### [Problem to solve]
Output every line of the material exactly, omitting images.

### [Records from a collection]
▽
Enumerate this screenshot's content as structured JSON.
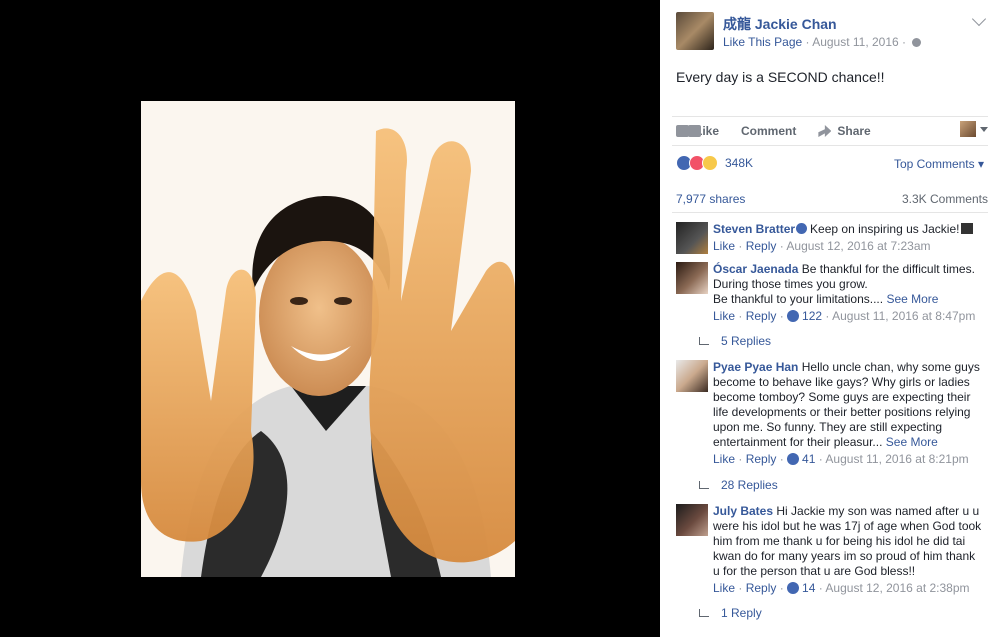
{
  "post": {
    "page_name": "成龍 Jackie Chan",
    "like_page": "Like This Page",
    "date": "August 11, 2016",
    "text": "Every day is a SECOND chance!!"
  },
  "actions": {
    "like": "Like",
    "comment": "Comment",
    "share": "Share"
  },
  "reactions": {
    "count": "348K",
    "sort": "Top Comments"
  },
  "stats": {
    "shares": "7,977 shares",
    "comments": "3.3K Comments"
  },
  "comments": [
    {
      "name": "Steven Bratter",
      "text": "Keep on inspiring us Jackie!",
      "like": "Like",
      "reply": "Reply",
      "time": "August 12, 2016 at 7:23am"
    },
    {
      "name": "Óscar Jaenada",
      "text": "Be thankful for the difficult times. During those times you grow.",
      "text2": "Be thankful to your limitations....",
      "see_more": "See More",
      "like": "Like",
      "reply": "Reply",
      "likes": "122",
      "time": "August 11, 2016 at 8:47pm",
      "replies": "5 Replies"
    },
    {
      "name": "Pyae Pyae Han",
      "text": "Hello uncle chan, why some guys become to behave like gays? Why girls or ladies become tomboy? Some guys are expecting their life developments or their better positions relying upon me. So funny. They are still expecting entertainment for their pleasur...",
      "see_more": "See More",
      "like": "Like",
      "reply": "Reply",
      "likes": "41",
      "time": "August 11, 2016 at 8:21pm",
      "replies": "28 Replies"
    },
    {
      "name": "July Bates",
      "text": "Hi Jackie my son was named after u u were his idol but he was 17j of age when God took him from me thank u for being his idol he did tai kwan do for many years im so proud of him thank u for the person that u are God bless!!",
      "like": "Like",
      "reply": "Reply",
      "likes": "14",
      "time": "August 12, 2016 at 2:38pm",
      "replies": "1 Reply"
    }
  ]
}
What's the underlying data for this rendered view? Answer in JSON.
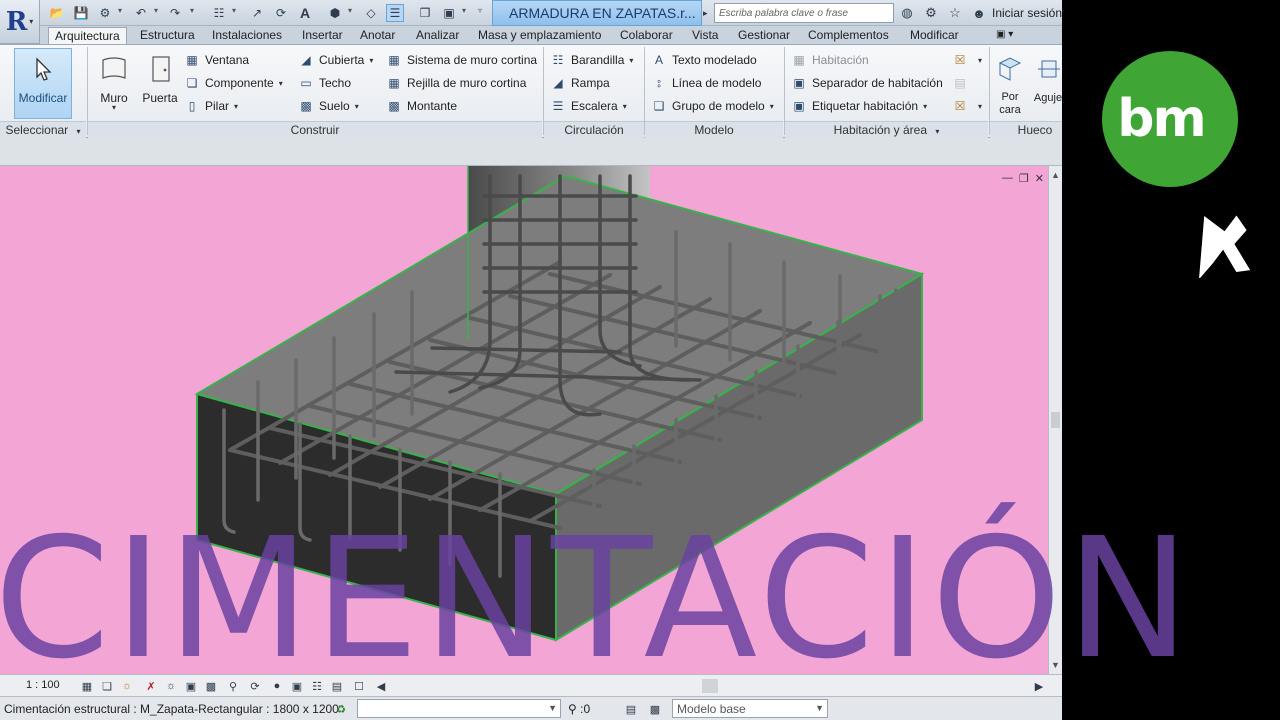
△
### [Solution to this problem]
Enumerate this screenshot's content as structured JSON.
{
  "post": {
    "page_name": "成龍 Jackie Chan",
    "like_page": "Like This Page",
    "date": "August 11, 2016",
    "text": "Every day is a SECOND chance!!"
  },
  "actions": {
    "like": "Like",
    "comment": "Comment",
    "share": "Share"
  },
  "reactions": {
    "count": "348K",
    "sort": "Top Comments"
  },
  "stats": {
    "shares": "7,977 shares",
    "comments": "3.3K Comments"
  },
  "comments": [
    {
      "name": "Steven Bratter",
      "text": "Keep on inspiring us Jackie!",
      "like": "Like",
      "reply": "Reply",
      "time": "August 12, 2016 at 7:23am"
    },
    {
      "name": "Óscar Jaenada",
      "text": "Be thankful for the difficult times. During those times you grow.",
      "text2": "Be thankful to your limitations....",
      "see_more": "See More",
      "like": "Like",
      "reply": "Reply",
      "likes": "122",
      "time": "August 11, 2016 at 8:47pm",
      "replies": "5 Replies"
    },
    {
      "name": "Pyae Pyae Han",
      "text": "Hello uncle chan, why some guys become to behave like gays? Why girls or ladies become tomboy? Some guys are expecting their life developments or their better positions relying upon me. So funny. They are still expecting entertainment for their pleasur...",
      "see_more": "See More",
      "like": "Like",
      "reply": "Reply",
      "likes": "41",
      "time": "August 11, 2016 at 8:21pm",
      "replies": "28 Replies"
    },
    {
      "name": "July Bates",
      "text": "Hi Jackie my son was named after u u were his idol but he was 17j of age when God took him from me thank u for being his idol he did tai kwan do for many years im so proud of him thank u for the person that u are God bless!!",
      "like": "Like",
      "reply": "Reply",
      "likes": "14",
      "time": "August 12, 2016 at 2:38pm",
      "replies": "1 Reply"
    }
  ]
}
What's the underlying data for this rendered view? Answer in JSON.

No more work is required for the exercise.